- WHAT IS ASKED
Can you print every record below exactly as written?

------ GIVEN DATA ------

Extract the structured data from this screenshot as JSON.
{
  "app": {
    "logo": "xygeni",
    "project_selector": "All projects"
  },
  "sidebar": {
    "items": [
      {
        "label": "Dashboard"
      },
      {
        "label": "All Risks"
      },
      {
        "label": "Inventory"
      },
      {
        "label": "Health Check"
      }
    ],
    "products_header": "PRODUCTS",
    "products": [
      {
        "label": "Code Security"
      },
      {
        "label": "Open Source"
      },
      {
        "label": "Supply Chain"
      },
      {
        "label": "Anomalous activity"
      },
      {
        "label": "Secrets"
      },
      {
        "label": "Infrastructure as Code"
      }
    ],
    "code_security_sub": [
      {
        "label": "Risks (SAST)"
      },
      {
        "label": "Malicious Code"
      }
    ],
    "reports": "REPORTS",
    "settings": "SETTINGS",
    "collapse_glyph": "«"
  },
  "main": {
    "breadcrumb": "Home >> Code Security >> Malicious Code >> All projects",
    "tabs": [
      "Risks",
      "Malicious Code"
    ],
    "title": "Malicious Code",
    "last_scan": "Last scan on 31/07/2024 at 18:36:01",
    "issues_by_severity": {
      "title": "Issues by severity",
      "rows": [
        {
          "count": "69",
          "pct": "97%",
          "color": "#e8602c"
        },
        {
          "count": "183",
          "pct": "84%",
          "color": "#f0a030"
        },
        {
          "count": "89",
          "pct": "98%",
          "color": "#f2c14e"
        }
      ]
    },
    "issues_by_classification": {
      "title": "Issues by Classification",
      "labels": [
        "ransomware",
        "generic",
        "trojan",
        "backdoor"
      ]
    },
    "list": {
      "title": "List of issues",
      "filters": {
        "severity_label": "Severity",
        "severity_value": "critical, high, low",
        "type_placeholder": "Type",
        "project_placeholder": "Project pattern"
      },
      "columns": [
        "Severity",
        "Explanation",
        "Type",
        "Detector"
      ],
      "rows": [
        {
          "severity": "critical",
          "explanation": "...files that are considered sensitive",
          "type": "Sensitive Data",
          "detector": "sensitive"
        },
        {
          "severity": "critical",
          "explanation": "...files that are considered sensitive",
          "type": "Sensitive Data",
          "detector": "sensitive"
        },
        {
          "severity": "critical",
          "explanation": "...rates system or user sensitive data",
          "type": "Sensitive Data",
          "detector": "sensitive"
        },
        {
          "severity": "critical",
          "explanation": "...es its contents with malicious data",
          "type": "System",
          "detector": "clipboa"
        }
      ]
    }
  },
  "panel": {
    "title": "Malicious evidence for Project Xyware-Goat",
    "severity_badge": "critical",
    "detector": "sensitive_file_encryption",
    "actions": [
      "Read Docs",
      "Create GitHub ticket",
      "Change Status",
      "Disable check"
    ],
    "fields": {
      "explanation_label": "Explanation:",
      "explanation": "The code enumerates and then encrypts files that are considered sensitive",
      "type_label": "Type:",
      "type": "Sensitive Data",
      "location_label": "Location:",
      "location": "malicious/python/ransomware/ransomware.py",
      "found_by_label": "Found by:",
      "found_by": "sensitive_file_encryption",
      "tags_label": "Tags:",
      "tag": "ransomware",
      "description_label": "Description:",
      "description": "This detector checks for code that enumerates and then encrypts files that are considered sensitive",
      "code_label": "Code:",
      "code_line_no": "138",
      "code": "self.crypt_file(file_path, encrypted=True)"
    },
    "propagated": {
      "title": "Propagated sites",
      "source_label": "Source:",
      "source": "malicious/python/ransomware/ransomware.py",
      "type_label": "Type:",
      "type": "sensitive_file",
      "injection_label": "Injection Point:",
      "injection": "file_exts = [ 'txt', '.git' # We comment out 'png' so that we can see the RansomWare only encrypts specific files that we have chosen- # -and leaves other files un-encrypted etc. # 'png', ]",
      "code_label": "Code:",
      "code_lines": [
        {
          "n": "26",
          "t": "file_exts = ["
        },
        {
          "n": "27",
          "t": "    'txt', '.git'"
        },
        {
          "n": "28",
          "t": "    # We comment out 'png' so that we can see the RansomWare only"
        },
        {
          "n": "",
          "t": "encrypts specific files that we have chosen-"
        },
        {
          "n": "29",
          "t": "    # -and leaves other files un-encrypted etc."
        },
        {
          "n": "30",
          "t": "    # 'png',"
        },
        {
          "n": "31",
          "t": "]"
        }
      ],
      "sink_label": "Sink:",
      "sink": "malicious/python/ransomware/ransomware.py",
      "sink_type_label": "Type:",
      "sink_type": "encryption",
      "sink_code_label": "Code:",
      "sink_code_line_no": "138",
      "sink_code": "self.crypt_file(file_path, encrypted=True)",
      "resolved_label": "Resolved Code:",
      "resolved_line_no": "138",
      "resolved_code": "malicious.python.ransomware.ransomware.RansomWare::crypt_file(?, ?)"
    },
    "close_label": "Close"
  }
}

------

- TASK SOLUTION
Extract the structured data from this screenshot as JSON.
{
  "app": {
    "logo": "xygeni",
    "project_selector": "All projects"
  },
  "sidebar": {
    "items": [
      {
        "label": "Dashboard"
      },
      {
        "label": "All Risks"
      },
      {
        "label": "Inventory"
      },
      {
        "label": "Health Check"
      }
    ],
    "products_header": "PRODUCTS",
    "products": [
      {
        "label": "Code Security"
      },
      {
        "label": "Open Source"
      },
      {
        "label": "Supply Chain"
      },
      {
        "label": "Anomalous activity"
      },
      {
        "label": "Secrets"
      },
      {
        "label": "Infrastructure as Code"
      }
    ],
    "code_security_sub": [
      {
        "label": "Risks (SAST)"
      },
      {
        "label": "Malicious Code"
      }
    ],
    "reports": "REPORTS",
    "settings": "SETTINGS",
    "collapse_glyph": "«"
  },
  "main": {
    "breadcrumb": "Home >> Code Security >> Malicious Code >> All projects",
    "tabs": [
      "Risks",
      "Malicious Code"
    ],
    "title": "Malicious Code",
    "last_scan": "Last scan on 31/07/2024 at 18:36:01",
    "issues_by_severity": {
      "title": "Issues by severity",
      "rows": [
        {
          "count": "69",
          "pct": "97%",
          "color": "#e8602c"
        },
        {
          "count": "183",
          "pct": "84%",
          "color": "#f0a030"
        },
        {
          "count": "89",
          "pct": "98%",
          "color": "#f2c14e"
        }
      ]
    },
    "issues_by_classification": {
      "title": "Issues by Classification",
      "labels": [
        "ransomware",
        "generic",
        "trojan",
        "backdoor"
      ]
    },
    "list": {
      "title": "List of issues",
      "filters": {
        "severity_label": "Severity",
        "severity_value": "critical, high, low",
        "type_placeholder": "Type",
        "project_placeholder": "Project pattern"
      },
      "columns": [
        "Severity",
        "Explanation",
        "Type",
        "Detector"
      ],
      "rows": [
        {
          "severity": "critical",
          "explanation": "...files that are considered sensitive",
          "type": "Sensitive Data",
          "detector": "sensitive"
        },
        {
          "severity": "critical",
          "explanation": "...files that are considered sensitive",
          "type": "Sensitive Data",
          "detector": "sensitive"
        },
        {
          "severity": "critical",
          "explanation": "...rates system or user sensitive data",
          "type": "Sensitive Data",
          "detector": "sensitive"
        },
        {
          "severity": "critical",
          "explanation": "...es its contents with malicious data",
          "type": "System",
          "detector": "clipboa"
        }
      ]
    }
  },
  "panel": {
    "title": "Malicious evidence for Project Xyware-Goat",
    "severity_badge": "critical",
    "detector": "sensitive_file_encryption",
    "actions": [
      "Read Docs",
      "Create GitHub ticket",
      "Change Status",
      "Disable check"
    ],
    "fields": {
      "explanation_label": "Explanation:",
      "explanation": "The code enumerates and then encrypts files that are considered sensitive",
      "type_label": "Type:",
      "type": "Sensitive Data",
      "location_label": "Location:",
      "location": "malicious/python/ransomware/ransomware.py",
      "found_by_label": "Found by:",
      "found_by": "sensitive_file_encryption",
      "tags_label": "Tags:",
      "tag": "ransomware",
      "description_label": "Description:",
      "description": "This detector checks for code that enumerates and then encrypts files that are considered sensitive",
      "code_label": "Code:",
      "code_line_no": "138",
      "code": "self.crypt_file(file_path, encrypted=True)"
    },
    "propagated": {
      "title": "Propagated sites",
      "source_label": "Source:",
      "source": "malicious/python/ransomware/ransomware.py",
      "type_label": "Type:",
      "type": "sensitive_file",
      "injection_label": "Injection Point:",
      "injection": "file_exts = [ 'txt', '.git' # We comment out 'png' so that we can see the RansomWare only encrypts specific files that we have chosen- # -and leaves other files un-encrypted etc. # 'png', ]",
      "code_label": "Code:",
      "code_lines": [
        {
          "n": "26",
          "t": "file_exts = ["
        },
        {
          "n": "27",
          "t": "    'txt', '.git'"
        },
        {
          "n": "28",
          "t": "    # We comment out 'png' so that we can see the RansomWare only"
        },
        {
          "n": "",
          "t": "encrypts specific files that we have chosen-"
        },
        {
          "n": "29",
          "t": "    # -and leaves other files un-encrypted etc."
        },
        {
          "n": "30",
          "t": "    # 'png',"
        },
        {
          "n": "31",
          "t": "]"
        }
      ],
      "sink_label": "Sink:",
      "sink": "malicious/python/ransomware/ransomware.py",
      "sink_type_label": "Type:",
      "sink_type": "encryption",
      "sink_code_label": "Code:",
      "sink_code_line_no": "138",
      "sink_code": "self.crypt_file(file_path, encrypted=True)",
      "resolved_label": "Resolved Code:",
      "resolved_line_no": "138",
      "resolved_code": "malicious.python.ransomware.ransomware.RansomWare::crypt_file(?, ?)"
    },
    "close_label": "Close"
  }
}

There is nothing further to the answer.